Work to be completed: In the piece on EU trade in the Indo-Pacific that follows, condense the paragraph beginning "For decades, trade and investment" into a short bulleted list that keeps its main facts.
[start of Page]
European trade and strategy in the Indo-Pacific: Why the EU should join the CPTPP

The EU’s strongest asset remains trade. If it makes the most of this, it could prove highly welcome to Indo-Pacific countries considering China’s application to join the regional CPTPP trade agreement.

A drone shot of shipping containers in a terminal in Singapore on 10 May, 2017

For decades, trade and investment have been at the heart of Europe’s approach to the countries of the Indo-Pacific. The region is today the second largest destination for exports from the European Union and is home to four of the bloc’s top ten trading partners. Indeed, the vast majority of EU member states see the Indo-Pacific as a place of huge and unparalleled economic opportunity. But, where Western powers in general and Europe in particular were once in the vanguard of regional integration, they have grown reluctant to conclude new trade agreements. Globalisation fatigue and public opinion have discouraged governments from pursuing such accords.

East Asian countries came later than other regions to trade integration. But they have recently been catching up, knitting a dense set of bilateral trade agreements with their neighbours as well as faraway partners across the Pacific Ocean and the Eurasian continent. Indeed, the recent signing and implementation of two major regional trade agreements is a game-changer for the Indo-Pacific – and for the rest of the world. One agreement, the Regional Comprehensive Economic Partnership (RCEP), is a traditional trade in goods agreement, initiated by the Association of Southeast Asian Nations (ASEAN). The other, more ambitious, agreement is the Comprehensive and Progressive Agreement for Trans-Pacific Partnership (CPTPP), which succeeded the Trans-Pacific Partnership (TPP) after the Trump administration withdrew from the latter. It covers trade in services as well as in goods, and sets high standards for digital trade, intellectual property, public procurement, anti-corruption, labour matters and, crucially competition and public enterprises. This last item is intended in particular to prevent predatory state intervention in the markets, via Chinese firms in particular.
[end of Page]
[start of Material provided]
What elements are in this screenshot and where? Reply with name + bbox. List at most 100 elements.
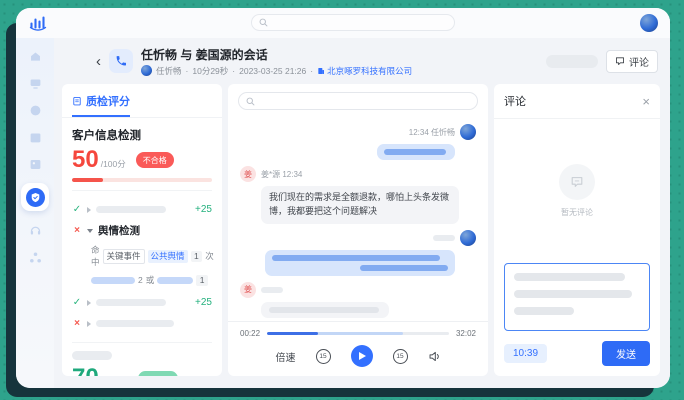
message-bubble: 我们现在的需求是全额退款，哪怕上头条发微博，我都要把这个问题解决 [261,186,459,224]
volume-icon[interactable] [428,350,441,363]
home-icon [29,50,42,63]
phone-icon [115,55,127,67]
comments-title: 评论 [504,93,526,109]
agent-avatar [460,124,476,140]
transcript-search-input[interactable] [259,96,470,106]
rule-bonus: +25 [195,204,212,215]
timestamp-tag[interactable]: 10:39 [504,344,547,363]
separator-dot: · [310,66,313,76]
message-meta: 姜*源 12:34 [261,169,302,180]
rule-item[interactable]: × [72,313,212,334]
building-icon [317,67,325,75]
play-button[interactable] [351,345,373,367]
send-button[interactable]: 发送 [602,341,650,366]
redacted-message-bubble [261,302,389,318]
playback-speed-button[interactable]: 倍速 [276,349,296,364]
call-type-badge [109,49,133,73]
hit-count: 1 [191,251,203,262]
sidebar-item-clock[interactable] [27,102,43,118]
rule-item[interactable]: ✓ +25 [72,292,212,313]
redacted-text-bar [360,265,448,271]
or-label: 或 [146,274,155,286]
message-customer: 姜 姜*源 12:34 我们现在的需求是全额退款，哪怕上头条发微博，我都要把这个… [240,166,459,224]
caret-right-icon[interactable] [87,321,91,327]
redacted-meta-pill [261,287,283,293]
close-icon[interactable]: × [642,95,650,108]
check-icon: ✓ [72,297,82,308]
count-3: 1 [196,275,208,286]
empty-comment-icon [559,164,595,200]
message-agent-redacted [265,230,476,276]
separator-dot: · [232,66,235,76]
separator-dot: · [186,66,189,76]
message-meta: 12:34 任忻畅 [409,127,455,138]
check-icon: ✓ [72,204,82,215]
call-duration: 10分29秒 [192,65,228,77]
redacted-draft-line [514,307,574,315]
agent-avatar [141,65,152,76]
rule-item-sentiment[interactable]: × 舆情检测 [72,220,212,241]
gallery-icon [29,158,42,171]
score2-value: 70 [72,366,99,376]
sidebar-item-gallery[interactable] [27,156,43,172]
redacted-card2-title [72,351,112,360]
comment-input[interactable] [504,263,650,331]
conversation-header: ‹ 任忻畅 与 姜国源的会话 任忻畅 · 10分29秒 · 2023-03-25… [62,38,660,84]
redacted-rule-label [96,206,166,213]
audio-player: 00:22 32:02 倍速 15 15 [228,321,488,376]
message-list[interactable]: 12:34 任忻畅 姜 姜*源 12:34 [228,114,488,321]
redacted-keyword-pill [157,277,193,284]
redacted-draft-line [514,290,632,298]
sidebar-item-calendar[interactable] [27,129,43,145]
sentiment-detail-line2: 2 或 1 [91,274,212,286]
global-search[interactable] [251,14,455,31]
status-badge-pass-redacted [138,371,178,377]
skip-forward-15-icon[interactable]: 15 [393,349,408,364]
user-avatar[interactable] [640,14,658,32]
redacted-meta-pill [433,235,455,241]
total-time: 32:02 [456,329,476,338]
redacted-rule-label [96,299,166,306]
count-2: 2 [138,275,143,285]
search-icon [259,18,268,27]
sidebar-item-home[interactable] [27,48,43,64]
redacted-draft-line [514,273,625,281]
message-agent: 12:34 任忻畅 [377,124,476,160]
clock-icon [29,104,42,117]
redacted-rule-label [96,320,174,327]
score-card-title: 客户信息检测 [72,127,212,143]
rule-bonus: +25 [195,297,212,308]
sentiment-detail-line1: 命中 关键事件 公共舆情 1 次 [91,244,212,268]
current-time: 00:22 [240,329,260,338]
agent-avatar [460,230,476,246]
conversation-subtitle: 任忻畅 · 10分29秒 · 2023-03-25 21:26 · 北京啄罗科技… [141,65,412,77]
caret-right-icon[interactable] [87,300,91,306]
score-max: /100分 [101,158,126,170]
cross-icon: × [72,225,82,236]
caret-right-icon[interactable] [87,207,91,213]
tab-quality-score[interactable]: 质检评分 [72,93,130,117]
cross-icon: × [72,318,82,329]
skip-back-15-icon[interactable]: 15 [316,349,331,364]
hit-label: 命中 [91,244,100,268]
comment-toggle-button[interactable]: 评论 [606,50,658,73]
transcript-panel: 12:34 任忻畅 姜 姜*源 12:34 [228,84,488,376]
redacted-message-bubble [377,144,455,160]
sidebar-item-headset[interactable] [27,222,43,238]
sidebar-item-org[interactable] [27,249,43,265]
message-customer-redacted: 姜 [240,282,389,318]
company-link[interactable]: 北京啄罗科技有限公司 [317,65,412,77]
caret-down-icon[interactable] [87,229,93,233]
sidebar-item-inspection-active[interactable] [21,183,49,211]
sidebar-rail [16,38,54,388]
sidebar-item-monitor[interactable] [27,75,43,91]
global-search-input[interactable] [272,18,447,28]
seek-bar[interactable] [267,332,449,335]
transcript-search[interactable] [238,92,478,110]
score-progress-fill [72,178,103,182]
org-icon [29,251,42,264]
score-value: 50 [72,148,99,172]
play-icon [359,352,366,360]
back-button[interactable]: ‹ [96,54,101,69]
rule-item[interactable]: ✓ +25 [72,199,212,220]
[end of Material provided]
The completed task:
- Trade and investment have long been central to Europe's approach to Indo-Pacific countries.
- The region is now the second largest destination for EU exports and includes four of the EU's top ten trading partners.
- Most EU member states see it as a place of huge, unparalleled economic opportunity.
- Western powers, especially Europe, once led regional integration but have become reluctant to conclude new trade agreements.
- Globalization fatigue and public opinion have discouraged governments from pursuing such agreements.